-- start of Provided entries --

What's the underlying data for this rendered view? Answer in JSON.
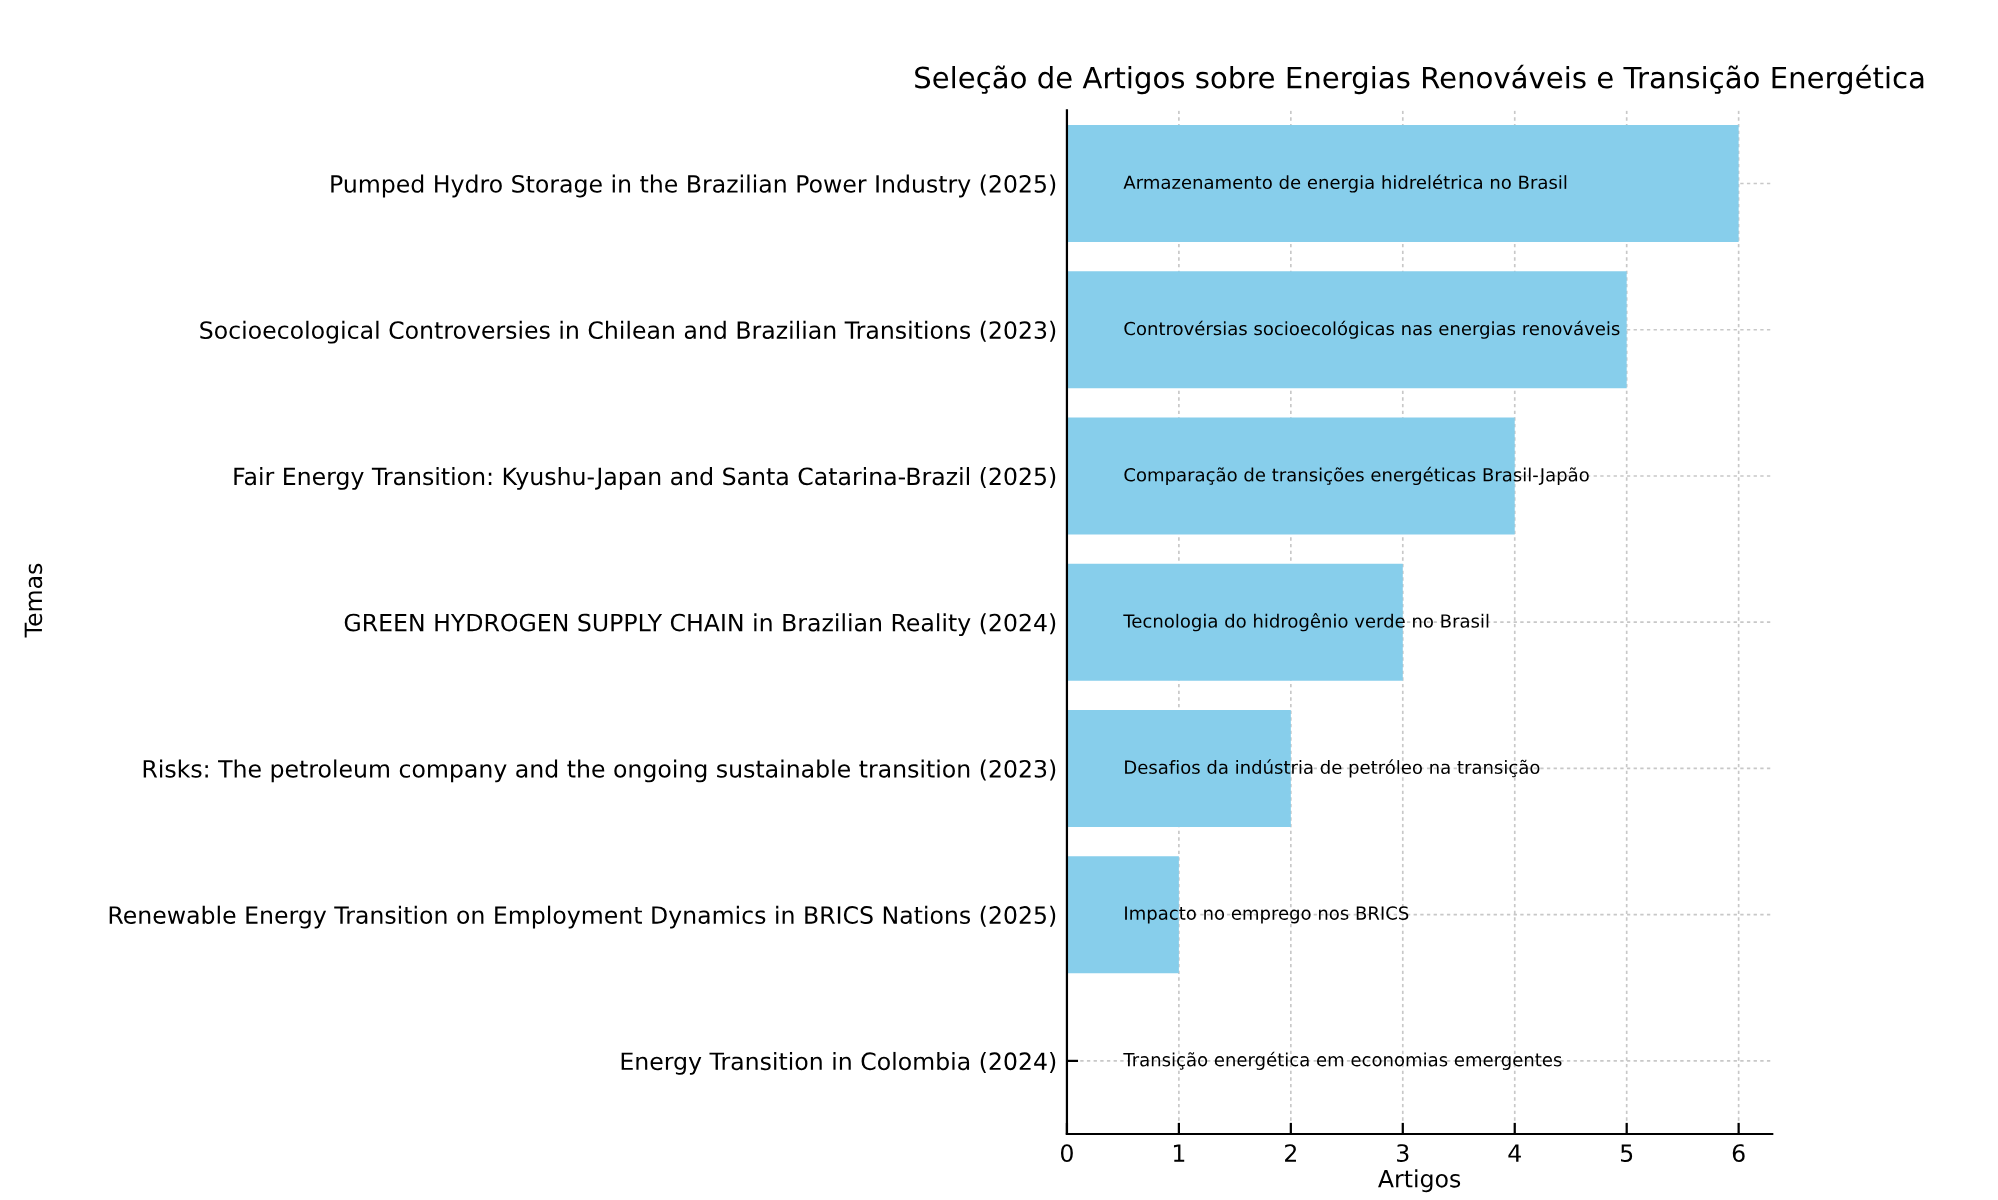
{
  "chart_data": {
    "type": "bar",
    "orientation": "horizontal",
    "title": "Seleção de Artigos sobre Energias Renováveis e Transição Energética",
    "xlabel": "Artigos",
    "ylabel": "Temas",
    "categories": [
      "Pumped Hydro Storage in the Brazilian Power Industry (2025)",
      "Socioecological Controversies in Chilean and Brazilian Transitions (2023)",
      "Fair Energy Transition: Kyushu-Japan and Santa Catarina-Brazil (2025)",
      "GREEN HYDROGEN SUPPLY CHAIN in Brazilian Reality (2024)",
      "Risks: The petroleum company and the ongoing sustainable transition (2023)",
      "Renewable Energy Transition on Employment Dynamics in BRICS Nations (2025)",
      "Energy Transition in Colombia (2024)"
    ],
    "values": [
      6,
      5,
      4,
      3,
      2,
      1,
      0
    ],
    "color": "#87ceeb",
    "xlim": [
      0,
      6.3
    ],
    "xticks": [
      0,
      1,
      2,
      3,
      4,
      5,
      6
    ],
    "grid": true,
    "annotations": [
      "Armazenamento de energia hidrelétrica no Brasil",
      "Controvérsias socioecológicas nas energias renováveis",
      "Comparação de transições energéticas Brasil-Japão",
      "Tecnologia do hidrogênio verde no Brasil",
      "Desafios da indústria de petróleo na transição",
      "Impacto no emprego nos BRICS",
      "Transição energética em economias emergentes"
    ]
  }
}
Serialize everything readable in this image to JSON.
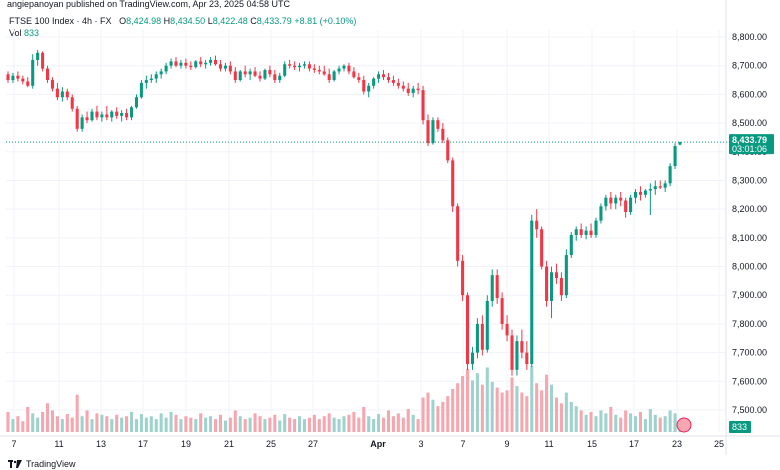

-- end of Provided entries --

Exercise task: Restate the whole listing above exactly, please, omitting every image.

Exercise result:
What's the underlying data for this rendered view? Answer in JSON.
{
  "chart_data": {
    "type": "bar",
    "orientation": "horizontal",
    "title": "Seleção de Artigos sobre Energias Renováveis e Transição Energética",
    "xlabel": "Artigos",
    "ylabel": "Temas",
    "categories": [
      "Pumped Hydro Storage in the Brazilian Power Industry (2025)",
      "Socioecological Controversies in Chilean and Brazilian Transitions (2023)",
      "Fair Energy Transition: Kyushu-Japan and Santa Catarina-Brazil (2025)",
      "GREEN HYDROGEN SUPPLY CHAIN in Brazilian Reality (2024)",
      "Risks: The petroleum company and the ongoing sustainable transition (2023)",
      "Renewable Energy Transition on Employment Dynamics in BRICS Nations (2025)",
      "Energy Transition in Colombia (2024)"
    ],
    "values": [
      6,
      5,
      4,
      3,
      2,
      1,
      0
    ],
    "color": "#87ceeb",
    "xlim": [
      0,
      6.3
    ],
    "xticks": [
      0,
      1,
      2,
      3,
      4,
      5,
      6
    ],
    "grid": true,
    "annotations": [
      "Armazenamento de energia hidrelétrica no Brasil",
      "Controvérsias socioecológicas nas energias renováveis",
      "Comparação de transições energéticas Brasil-Japão",
      "Tecnologia do hidrogênio verde no Brasil",
      "Desafios da indústria de petróleo na transição",
      "Impacto no emprego nos BRICS",
      "Transição energética em economias emergentes"
    ]
  }
}
Serialize everything readable in this image to JSON.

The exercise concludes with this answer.